(A block of data)
"""

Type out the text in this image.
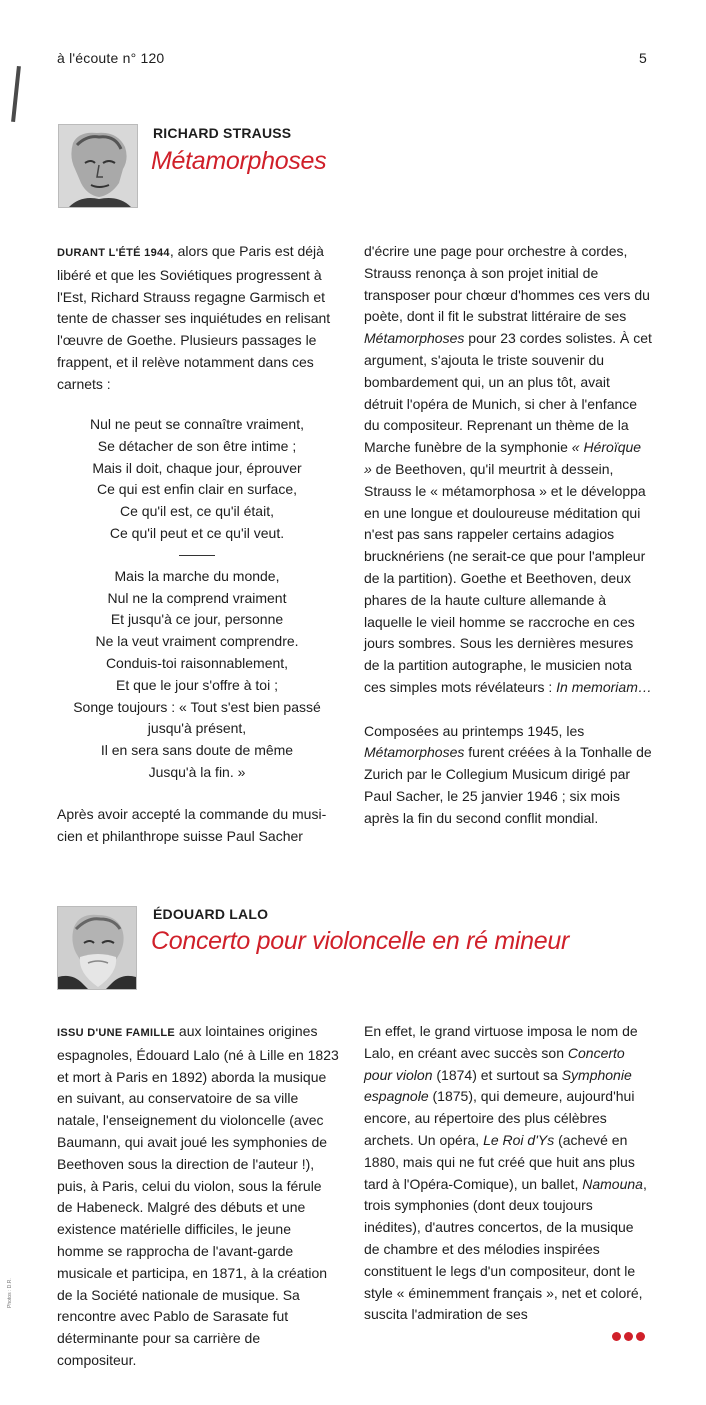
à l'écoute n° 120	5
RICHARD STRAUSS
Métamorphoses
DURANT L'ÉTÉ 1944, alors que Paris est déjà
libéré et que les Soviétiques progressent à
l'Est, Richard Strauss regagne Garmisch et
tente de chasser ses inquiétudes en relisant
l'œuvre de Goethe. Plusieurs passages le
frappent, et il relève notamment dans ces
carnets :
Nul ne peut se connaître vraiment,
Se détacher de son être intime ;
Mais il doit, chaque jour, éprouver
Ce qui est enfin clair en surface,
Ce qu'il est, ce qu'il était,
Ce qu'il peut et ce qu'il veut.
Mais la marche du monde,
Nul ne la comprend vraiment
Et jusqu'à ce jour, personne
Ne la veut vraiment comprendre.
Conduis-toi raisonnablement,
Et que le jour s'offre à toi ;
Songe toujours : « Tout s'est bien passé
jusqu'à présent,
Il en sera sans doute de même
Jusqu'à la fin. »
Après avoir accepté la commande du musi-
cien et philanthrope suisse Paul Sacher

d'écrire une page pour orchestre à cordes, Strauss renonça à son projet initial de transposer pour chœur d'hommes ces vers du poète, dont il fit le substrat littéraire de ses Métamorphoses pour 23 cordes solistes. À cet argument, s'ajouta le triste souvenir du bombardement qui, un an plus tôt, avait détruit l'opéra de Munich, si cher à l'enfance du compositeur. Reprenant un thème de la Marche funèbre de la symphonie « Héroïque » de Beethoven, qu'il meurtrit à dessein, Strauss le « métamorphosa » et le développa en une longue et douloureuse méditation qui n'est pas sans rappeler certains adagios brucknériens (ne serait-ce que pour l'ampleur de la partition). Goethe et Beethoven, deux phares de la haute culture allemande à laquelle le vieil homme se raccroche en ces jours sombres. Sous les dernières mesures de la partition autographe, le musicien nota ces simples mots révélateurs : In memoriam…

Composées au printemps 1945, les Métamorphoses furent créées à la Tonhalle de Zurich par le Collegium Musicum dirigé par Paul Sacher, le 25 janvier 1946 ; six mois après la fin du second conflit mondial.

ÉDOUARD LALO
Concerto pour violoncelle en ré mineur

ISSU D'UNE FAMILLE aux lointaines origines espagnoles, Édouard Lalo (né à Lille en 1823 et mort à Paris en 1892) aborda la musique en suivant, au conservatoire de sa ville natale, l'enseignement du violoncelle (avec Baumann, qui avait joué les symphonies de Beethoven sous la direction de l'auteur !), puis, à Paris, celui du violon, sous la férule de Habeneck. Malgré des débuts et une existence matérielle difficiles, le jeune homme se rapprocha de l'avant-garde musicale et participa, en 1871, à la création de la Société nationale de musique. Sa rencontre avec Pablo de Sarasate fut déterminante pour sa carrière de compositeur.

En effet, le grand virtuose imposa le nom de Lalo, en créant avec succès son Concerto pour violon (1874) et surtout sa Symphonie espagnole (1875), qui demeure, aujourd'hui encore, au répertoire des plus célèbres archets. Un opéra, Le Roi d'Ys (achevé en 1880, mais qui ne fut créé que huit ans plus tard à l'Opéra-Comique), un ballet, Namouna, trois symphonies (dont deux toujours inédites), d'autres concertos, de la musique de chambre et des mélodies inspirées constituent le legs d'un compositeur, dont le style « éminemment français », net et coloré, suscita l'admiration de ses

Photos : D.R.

"""
"""

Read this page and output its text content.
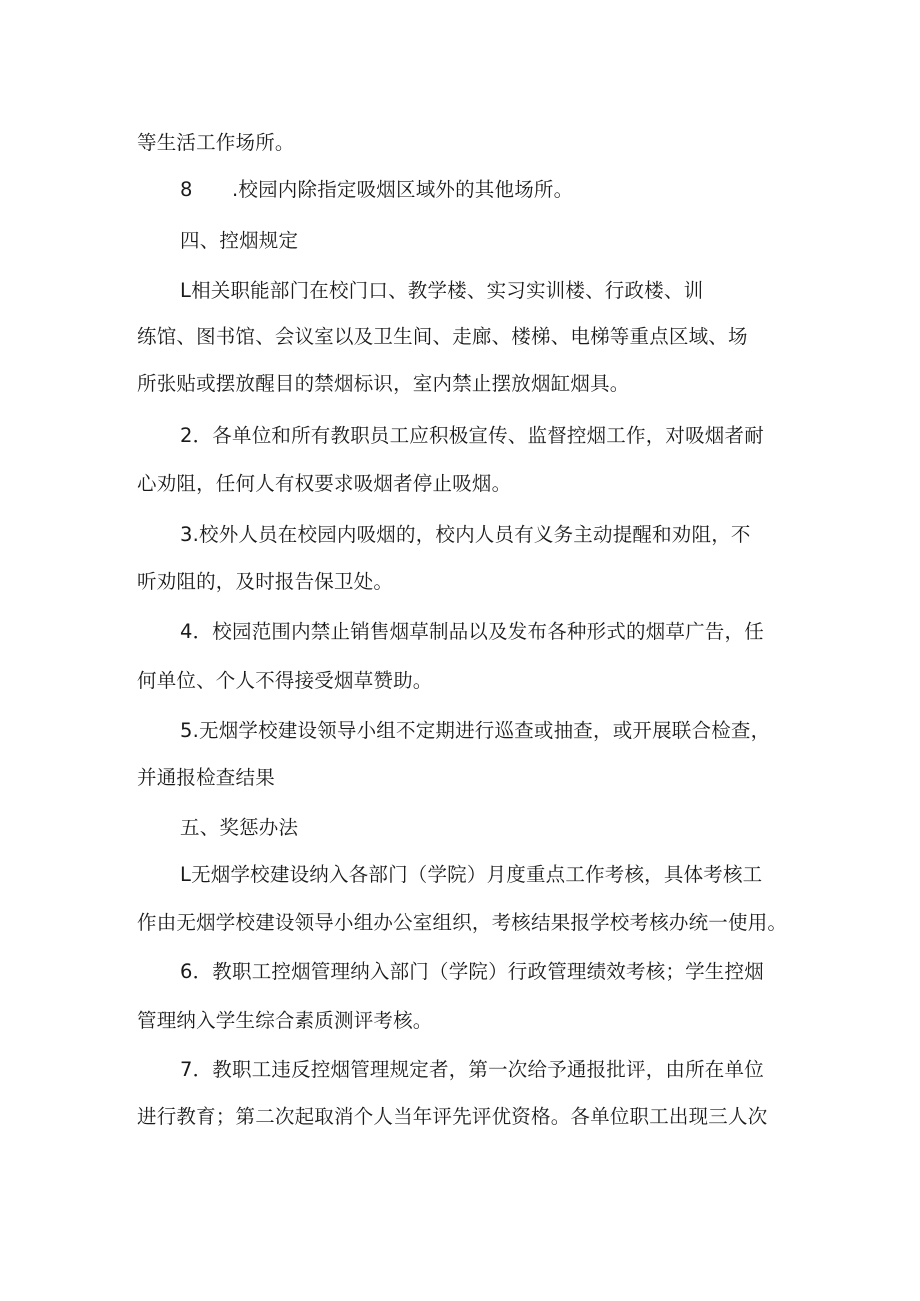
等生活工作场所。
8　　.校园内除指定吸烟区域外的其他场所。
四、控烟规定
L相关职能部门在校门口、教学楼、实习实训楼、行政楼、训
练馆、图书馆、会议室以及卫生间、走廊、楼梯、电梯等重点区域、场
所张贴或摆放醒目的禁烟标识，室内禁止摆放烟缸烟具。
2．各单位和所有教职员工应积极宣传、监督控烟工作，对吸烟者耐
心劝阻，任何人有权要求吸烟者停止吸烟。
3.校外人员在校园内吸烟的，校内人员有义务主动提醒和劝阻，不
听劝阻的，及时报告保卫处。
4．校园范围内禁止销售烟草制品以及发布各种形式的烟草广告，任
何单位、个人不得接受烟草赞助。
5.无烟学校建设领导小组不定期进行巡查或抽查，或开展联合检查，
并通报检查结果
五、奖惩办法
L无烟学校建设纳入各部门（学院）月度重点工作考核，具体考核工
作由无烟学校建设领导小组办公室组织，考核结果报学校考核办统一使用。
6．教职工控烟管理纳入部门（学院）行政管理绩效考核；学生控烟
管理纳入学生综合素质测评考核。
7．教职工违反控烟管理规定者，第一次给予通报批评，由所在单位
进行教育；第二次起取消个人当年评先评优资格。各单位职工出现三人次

"""
"""

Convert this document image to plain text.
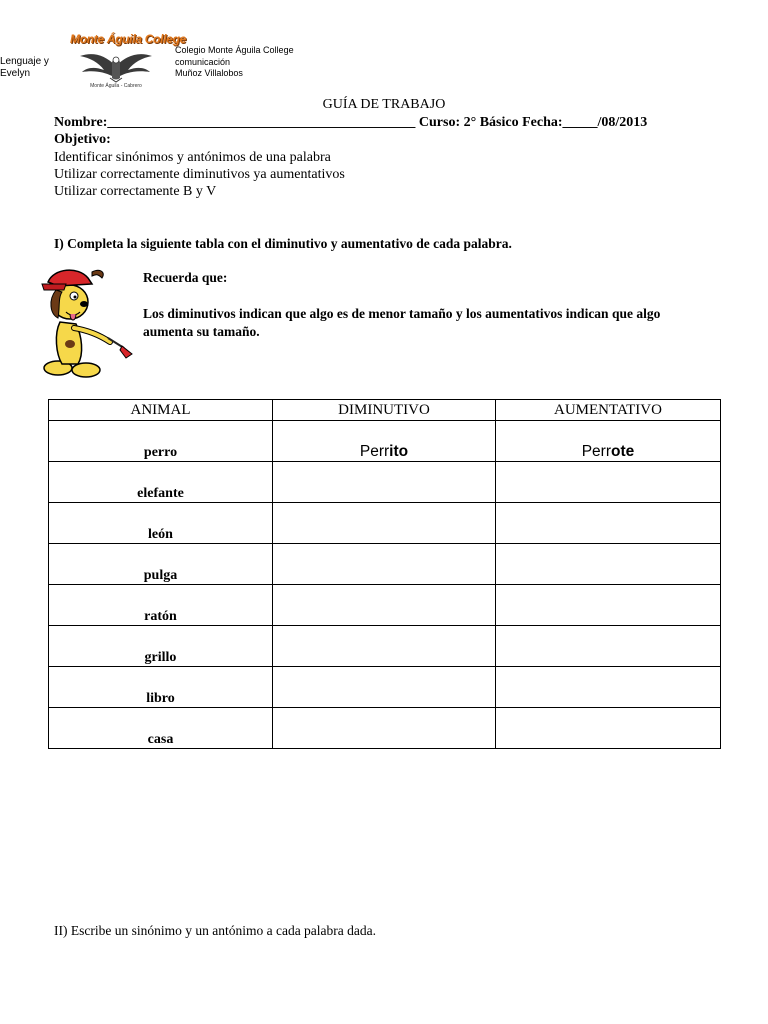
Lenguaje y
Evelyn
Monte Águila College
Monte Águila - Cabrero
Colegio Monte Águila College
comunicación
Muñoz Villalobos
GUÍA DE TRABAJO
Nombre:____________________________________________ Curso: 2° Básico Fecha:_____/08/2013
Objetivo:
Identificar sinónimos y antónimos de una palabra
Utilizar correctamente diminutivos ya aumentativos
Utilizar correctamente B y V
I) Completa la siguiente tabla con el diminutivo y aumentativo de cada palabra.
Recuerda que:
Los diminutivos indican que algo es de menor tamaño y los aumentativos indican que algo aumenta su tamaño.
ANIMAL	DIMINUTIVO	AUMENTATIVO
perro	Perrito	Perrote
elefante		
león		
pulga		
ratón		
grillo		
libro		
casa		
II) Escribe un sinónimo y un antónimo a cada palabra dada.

"""

Scan the data above and copy every line with "Monte" in it.

Monte Águila College
Monte Águila - Cabrero
Colegio Monte Águila College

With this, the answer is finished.